WORK TO COMPLETE = Copy out all lines that hold "this".

_ _ _ _ _ _ _

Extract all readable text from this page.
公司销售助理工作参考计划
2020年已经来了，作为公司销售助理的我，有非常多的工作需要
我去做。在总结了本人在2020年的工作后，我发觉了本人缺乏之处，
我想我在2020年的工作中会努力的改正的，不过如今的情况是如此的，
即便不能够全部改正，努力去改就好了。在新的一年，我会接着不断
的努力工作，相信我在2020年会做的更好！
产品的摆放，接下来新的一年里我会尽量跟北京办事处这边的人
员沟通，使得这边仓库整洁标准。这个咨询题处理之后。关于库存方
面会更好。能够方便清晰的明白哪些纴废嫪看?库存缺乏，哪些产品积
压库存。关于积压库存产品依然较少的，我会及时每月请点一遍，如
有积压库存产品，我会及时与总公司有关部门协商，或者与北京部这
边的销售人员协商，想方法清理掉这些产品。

_ _ _ _ _ _ _

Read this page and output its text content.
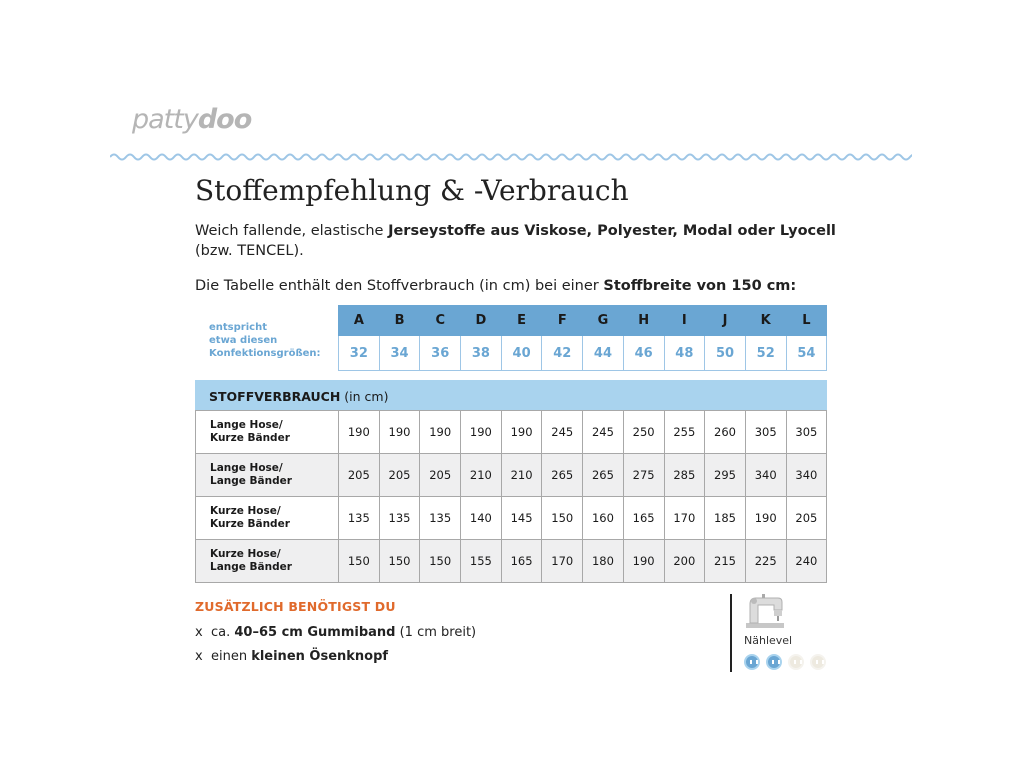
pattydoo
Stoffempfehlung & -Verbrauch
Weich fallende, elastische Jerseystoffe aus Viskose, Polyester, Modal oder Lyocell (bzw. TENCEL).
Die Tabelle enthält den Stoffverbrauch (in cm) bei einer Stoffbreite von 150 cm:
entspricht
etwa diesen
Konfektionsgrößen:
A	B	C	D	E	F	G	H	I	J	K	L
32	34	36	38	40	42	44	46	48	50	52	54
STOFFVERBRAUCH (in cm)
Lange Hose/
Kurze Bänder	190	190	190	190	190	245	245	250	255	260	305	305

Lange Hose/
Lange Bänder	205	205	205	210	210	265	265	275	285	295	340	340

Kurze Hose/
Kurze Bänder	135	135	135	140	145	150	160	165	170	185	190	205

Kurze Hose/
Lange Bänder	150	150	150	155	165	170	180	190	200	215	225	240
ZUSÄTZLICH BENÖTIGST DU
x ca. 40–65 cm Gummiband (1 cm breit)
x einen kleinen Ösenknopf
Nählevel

_ _ _ _ _ _ _

OUTPUT OF THE TASK =
Extract all readable text from this page.
Read this page and output its text content.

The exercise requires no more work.